**Instructions to follow**: Copy all lines of the listing that include the string "стегон".

___ Provided material

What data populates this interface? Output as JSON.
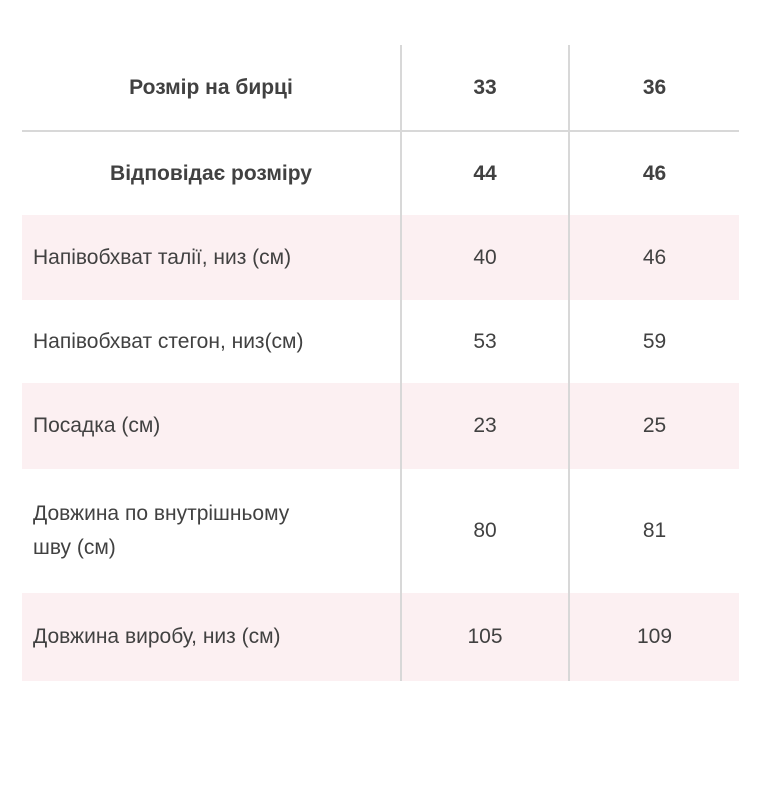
{
  "table": {
    "rows": [
      {
        "label": "Розмір на бирці",
        "v1": "33",
        "v2": "36"
      },
      {
        "label": "Відповідає розміру",
        "v1": "44",
        "v2": "46"
      },
      {
        "label": "Напівобхват талії, низ (см)",
        "v1": "40",
        "v2": "46"
      },
      {
        "label": "Напівобхват стегон, низ(см)",
        "v1": "53",
        "v2": "59"
      },
      {
        "label": "Посадка (см)",
        "v1": "23",
        "v2": "25"
      },
      {
        "label": "Довжина по внутрішньому шву (см)",
        "v1": "80",
        "v2": "81"
      },
      {
        "label": "Довжина виробу, низ (см)",
        "v1": "105",
        "v2": "109"
      }
    ],
    "colors": {
      "stripe_pink": "#fcf0f2",
      "divider_gray": "#d8d8d8",
      "text": "#414141",
      "background": "#ffffff"
    }
  },
  "chart_data": {
    "type": "table",
    "columns": [
      "",
      "33",
      "36"
    ],
    "rows": [
      [
        "Розмір на бирці",
        "33",
        "36"
      ],
      [
        "Відповідає розміру",
        "44",
        "46"
      ],
      [
        "Напівобхват талії, низ (см)",
        "40",
        "46"
      ],
      [
        "Напівобхват стегон, низ(см)",
        "53",
        "59"
      ],
      [
        "Посадка (см)",
        "23",
        "25"
      ],
      [
        "Довжина по внутрішньому шву (см)",
        "80",
        "81"
      ],
      [
        "Довжина виробу, низ (см)",
        "105",
        "109"
      ]
    ],
    "title": "",
    "layout_hints": {
      "header_rows_bold": [
        0,
        1
      ],
      "pink_striped_rows": [
        2,
        4,
        6
      ],
      "horizontal_divider_after_row": 0,
      "vertical_dividers_between_columns": true
    }
  }
}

______

**Answer to this task**:
        "label": "Напівобхват стегон, низ(см)",
        "Напівобхват стегон, низ(см)",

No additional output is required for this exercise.